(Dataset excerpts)
☆ ☆ ☆ ☆
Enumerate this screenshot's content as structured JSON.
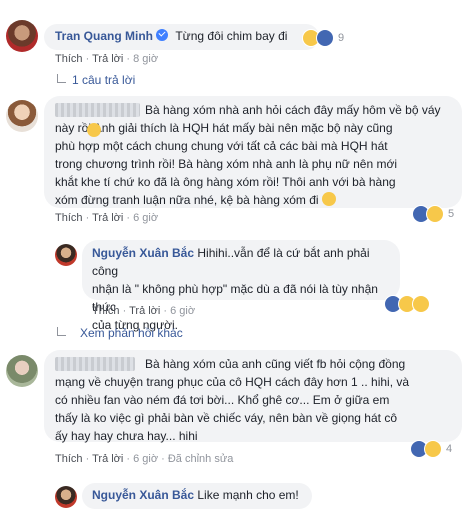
{
  "c1": {
    "author": "Tran Quang Minh",
    "text": "Từng đôi chim bay đi",
    "like": "Thích",
    "reply": "Trả lời",
    "time": "8 giờ",
    "reaction_count": "9",
    "replies_link": "1 câu trả lời"
  },
  "c2": {
    "lines": [
      "Bà hàng xóm nhà anh hỏi cách đây mấy hôm về bộ váy",
      "này rồi  Anh giải thích là HQH hát mấy bài nên mặc bộ này cũng",
      "phù hợp một cách chung chung với tất cả các bài mà HQH hát",
      "trong chương trình rồi! Bà hàng xóm nhà anh là phụ nữ nên mới",
      "khắt khe tí chứ ko đã là ông hàng xóm rồi! Thôi anh với bà hàng",
      "xóm đừng tranh luận nữa nhé, kệ bà hàng xóm đi"
    ],
    "like": "Thích",
    "reply": "Trả lời",
    "time": "6 giờ",
    "reaction_count": "5"
  },
  "c3": {
    "author": "Nguyễn Xuân Bắc",
    "lines": [
      "Hihihi..vẫn để là cứ bắt anh phải công",
      "nhận là \" không phù hợp\" mặc dù a đã nói là tùy nhận thức",
      "của từng người."
    ],
    "like": "Thích",
    "reply": "Trả lời",
    "time": "6 giờ"
  },
  "more_replies": "Xem phản hồi khác",
  "c4": {
    "lines": [
      "Bà hàng xóm của anh cũng viết fb hỏi cộng đồng",
      "mạng về chuyện trang phục của cô HQH cách đây hơn 1 .. hihi, và",
      "có nhiều fan vào ném đá tơi bời... Khổ ghê cơ... Em ở giữa em",
      "thấy là ko việc gì phải bàn về chiếc váy, nên bàn về giọng hát cô",
      "ấy hay hay chưa hay... hihi"
    ],
    "like": "Thích",
    "reply": "Trả lời",
    "time": "6 giờ",
    "edited": "Đã chỉnh sửa",
    "reaction_count": "4"
  },
  "c5": {
    "author": "Nguyễn Xuân Bắc",
    "text": "Like mạnh cho em!"
  },
  "colors": {
    "link": "#385898",
    "bubble": "#f2f3f5",
    "meta": "#90949c",
    "like": "#4267b2",
    "emoji": "#f7c84a"
  }
}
☆ ☆ ☆ ☆
• Job: Write out the listing above again, exactly, but with no pictures in the copy.

• Task output:
Enumerate this screenshot's content as structured JSON.
{
  "c1": {
    "author": "Tran Quang Minh",
    "text": "Từng đôi chim bay đi",
    "like": "Thích",
    "reply": "Trả lời",
    "time": "8 giờ",
    "reaction_count": "9",
    "replies_link": "1 câu trả lời"
  },
  "c2": {
    "lines": [
      "Bà hàng xóm nhà anh hỏi cách đây mấy hôm về bộ váy",
      "này rồi  Anh giải thích là HQH hát mấy bài nên mặc bộ này cũng",
      "phù hợp một cách chung chung với tất cả các bài mà HQH hát",
      "trong chương trình rồi! Bà hàng xóm nhà anh là phụ nữ nên mới",
      "khắt khe tí chứ ko đã là ông hàng xóm rồi! Thôi anh với bà hàng",
      "xóm đừng tranh luận nữa nhé, kệ bà hàng xóm đi"
    ],
    "like": "Thích",
    "reply": "Trả lời",
    "time": "6 giờ",
    "reaction_count": "5"
  },
  "c3": {
    "author": "Nguyễn Xuân Bắc",
    "lines": [
      "Hihihi..vẫn để là cứ bắt anh phải công",
      "nhận là \" không phù hợp\" mặc dù a đã nói là tùy nhận thức",
      "của từng người."
    ],
    "like": "Thích",
    "reply": "Trả lời",
    "time": "6 giờ"
  },
  "more_replies": "Xem phản hồi khác",
  "c4": {
    "lines": [
      "Bà hàng xóm của anh cũng viết fb hỏi cộng đồng",
      "mạng về chuyện trang phục của cô HQH cách đây hơn 1 .. hihi, và",
      "có nhiều fan vào ném đá tơi bời... Khổ ghê cơ... Em ở giữa em",
      "thấy là ko việc gì phải bàn về chiếc váy, nên bàn về giọng hát cô",
      "ấy hay hay chưa hay... hihi"
    ],
    "like": "Thích",
    "reply": "Trả lời",
    "time": "6 giờ",
    "edited": "Đã chỉnh sửa",
    "reaction_count": "4"
  },
  "c5": {
    "author": "Nguyễn Xuân Bắc",
    "text": "Like mạnh cho em!"
  },
  "colors": {
    "link": "#385898",
    "bubble": "#f2f3f5",
    "meta": "#90949c",
    "like": "#4267b2",
    "emoji": "#f7c84a"
  }
}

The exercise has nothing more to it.